▶ _What is asked_: Return each line of the material verbatim.

▶ _Recorded data_:
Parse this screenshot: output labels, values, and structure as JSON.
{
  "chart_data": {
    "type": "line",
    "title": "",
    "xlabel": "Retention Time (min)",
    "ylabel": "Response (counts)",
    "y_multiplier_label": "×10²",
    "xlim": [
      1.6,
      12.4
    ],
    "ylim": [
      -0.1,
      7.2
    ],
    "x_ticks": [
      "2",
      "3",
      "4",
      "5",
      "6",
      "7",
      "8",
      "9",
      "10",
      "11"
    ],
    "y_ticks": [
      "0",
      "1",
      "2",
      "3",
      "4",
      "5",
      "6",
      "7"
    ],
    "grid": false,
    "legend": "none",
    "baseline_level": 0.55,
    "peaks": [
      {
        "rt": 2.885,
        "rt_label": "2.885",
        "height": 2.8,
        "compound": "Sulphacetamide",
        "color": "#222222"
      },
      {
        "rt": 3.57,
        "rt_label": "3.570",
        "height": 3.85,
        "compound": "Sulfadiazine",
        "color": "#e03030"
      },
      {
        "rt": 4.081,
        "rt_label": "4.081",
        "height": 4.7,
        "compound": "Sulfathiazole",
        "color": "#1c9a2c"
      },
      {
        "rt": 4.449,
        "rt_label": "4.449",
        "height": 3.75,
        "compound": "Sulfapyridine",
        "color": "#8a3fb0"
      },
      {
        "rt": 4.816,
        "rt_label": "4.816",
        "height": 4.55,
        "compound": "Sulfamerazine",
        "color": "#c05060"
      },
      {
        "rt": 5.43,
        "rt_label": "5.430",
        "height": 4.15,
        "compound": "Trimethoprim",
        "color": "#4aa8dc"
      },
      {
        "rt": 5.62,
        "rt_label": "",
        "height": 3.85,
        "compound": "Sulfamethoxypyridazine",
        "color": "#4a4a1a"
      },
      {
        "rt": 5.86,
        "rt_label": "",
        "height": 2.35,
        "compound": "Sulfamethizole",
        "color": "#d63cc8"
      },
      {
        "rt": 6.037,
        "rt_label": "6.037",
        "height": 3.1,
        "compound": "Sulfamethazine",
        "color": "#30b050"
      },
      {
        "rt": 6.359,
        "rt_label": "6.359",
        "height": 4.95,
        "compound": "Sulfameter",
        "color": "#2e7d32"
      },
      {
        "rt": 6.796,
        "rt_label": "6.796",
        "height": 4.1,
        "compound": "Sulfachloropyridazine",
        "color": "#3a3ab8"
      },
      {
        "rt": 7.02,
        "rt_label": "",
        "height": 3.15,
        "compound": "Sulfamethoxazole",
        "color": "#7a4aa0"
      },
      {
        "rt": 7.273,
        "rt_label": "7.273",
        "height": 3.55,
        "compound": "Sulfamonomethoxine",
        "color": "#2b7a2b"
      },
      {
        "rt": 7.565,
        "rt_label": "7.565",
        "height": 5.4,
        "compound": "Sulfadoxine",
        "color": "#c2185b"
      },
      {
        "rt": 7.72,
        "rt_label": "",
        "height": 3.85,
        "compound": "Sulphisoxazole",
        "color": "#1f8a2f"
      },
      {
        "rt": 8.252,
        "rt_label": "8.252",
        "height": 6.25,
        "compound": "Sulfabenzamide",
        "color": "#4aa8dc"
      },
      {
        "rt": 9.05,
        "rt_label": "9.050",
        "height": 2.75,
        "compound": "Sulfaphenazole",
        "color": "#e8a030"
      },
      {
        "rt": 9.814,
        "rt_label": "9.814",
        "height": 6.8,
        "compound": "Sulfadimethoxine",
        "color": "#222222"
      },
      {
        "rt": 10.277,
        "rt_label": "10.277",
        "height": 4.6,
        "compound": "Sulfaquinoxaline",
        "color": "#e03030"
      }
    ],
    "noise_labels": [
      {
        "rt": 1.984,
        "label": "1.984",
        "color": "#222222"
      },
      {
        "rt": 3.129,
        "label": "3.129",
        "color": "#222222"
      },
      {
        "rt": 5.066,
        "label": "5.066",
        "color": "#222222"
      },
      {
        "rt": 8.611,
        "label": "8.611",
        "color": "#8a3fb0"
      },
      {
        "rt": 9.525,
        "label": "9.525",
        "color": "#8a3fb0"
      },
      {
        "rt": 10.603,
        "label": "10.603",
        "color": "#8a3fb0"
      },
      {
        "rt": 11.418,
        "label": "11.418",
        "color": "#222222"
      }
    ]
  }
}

▶ _Task solution_:
Parse this screenshot: output labels, values, and structure as JSON.
{
  "chart_data": {
    "type": "line",
    "title": "",
    "xlabel": "Retention Time (min)",
    "ylabel": "Response (counts)",
    "y_multiplier_label": "×10²",
    "xlim": [
      1.6,
      12.4
    ],
    "ylim": [
      -0.1,
      7.2
    ],
    "x_ticks": [
      "2",
      "3",
      "4",
      "5",
      "6",
      "7",
      "8",
      "9",
      "10",
      "11"
    ],
    "y_ticks": [
      "0",
      "1",
      "2",
      "3",
      "4",
      "5",
      "6",
      "7"
    ],
    "grid": false,
    "legend": "none",
    "baseline_level": 0.55,
    "peaks": [
      {
        "rt": 2.885,
        "rt_label": "2.885",
        "height": 2.8,
        "compound": "Sulphacetamide",
        "color": "#222222"
      },
      {
        "rt": 3.57,
        "rt_label": "3.570",
        "height": 3.85,
        "compound": "Sulfadiazine",
        "color": "#e03030"
      },
      {
        "rt": 4.081,
        "rt_label": "4.081",
        "height": 4.7,
        "compound": "Sulfathiazole",
        "color": "#1c9a2c"
      },
      {
        "rt": 4.449,
        "rt_label": "4.449",
        "height": 3.75,
        "compound": "Sulfapyridine",
        "color": "#8a3fb0"
      },
      {
        "rt": 4.816,
        "rt_label": "4.816",
        "height": 4.55,
        "compound": "Sulfamerazine",
        "color": "#c05060"
      },
      {
        "rt": 5.43,
        "rt_label": "5.430",
        "height": 4.15,
        "compound": "Trimethoprim",
        "color": "#4aa8dc"
      },
      {
        "rt": 5.62,
        "rt_label": "",
        "height": 3.85,
        "compound": "Sulfamethoxypyridazine",
        "color": "#4a4a1a"
      },
      {
        "rt": 5.86,
        "rt_label": "",
        "height": 2.35,
        "compound": "Sulfamethizole",
        "color": "#d63cc8"
      },
      {
        "rt": 6.037,
        "rt_label": "6.037",
        "height": 3.1,
        "compound": "Sulfamethazine",
        "color": "#30b050"
      },
      {
        "rt": 6.359,
        "rt_label": "6.359",
        "height": 4.95,
        "compound": "Sulfameter",
        "color": "#2e7d32"
      },
      {
        "rt": 6.796,
        "rt_label": "6.796",
        "height": 4.1,
        "compound": "Sulfachloropyridazine",
        "color": "#3a3ab8"
      },
      {
        "rt": 7.02,
        "rt_label": "",
        "height": 3.15,
        "compound": "Sulfamethoxazole",
        "color": "#7a4aa0"
      },
      {
        "rt": 7.273,
        "rt_label": "7.273",
        "height": 3.55,
        "compound": "Sulfamonomethoxine",
        "color": "#2b7a2b"
      },
      {
        "rt": 7.565,
        "rt_label": "7.565",
        "height": 5.4,
        "compound": "Sulfadoxine",
        "color": "#c2185b"
      },
      {
        "rt": 7.72,
        "rt_label": "",
        "height": 3.85,
        "compound": "Sulphisoxazole",
        "color": "#1f8a2f"
      },
      {
        "rt": 8.252,
        "rt_label": "8.252",
        "height": 6.25,
        "compound": "Sulfabenzamide",
        "color": "#4aa8dc"
      },
      {
        "rt": 9.05,
        "rt_label": "9.050",
        "height": 2.75,
        "compound": "Sulfaphenazole",
        "color": "#e8a030"
      },
      {
        "rt": 9.814,
        "rt_label": "9.814",
        "height": 6.8,
        "compound": "Sulfadimethoxine",
        "color": "#222222"
      },
      {
        "rt": 10.277,
        "rt_label": "10.277",
        "height": 4.6,
        "compound": "Sulfaquinoxaline",
        "color": "#e03030"
      }
    ],
    "noise_labels": [
      {
        "rt": 1.984,
        "label": "1.984",
        "color": "#222222"
      },
      {
        "rt": 3.129,
        "label": "3.129",
        "color": "#222222"
      },
      {
        "rt": 5.066,
        "label": "5.066",
        "color": "#222222"
      },
      {
        "rt": 8.611,
        "label": "8.611",
        "color": "#8a3fb0"
      },
      {
        "rt": 9.525,
        "label": "9.525",
        "color": "#8a3fb0"
      },
      {
        "rt": 10.603,
        "label": "10.603",
        "color": "#8a3fb0"
      },
      {
        "rt": 11.418,
        "label": "11.418",
        "color": "#222222"
      }
    ]
  }
}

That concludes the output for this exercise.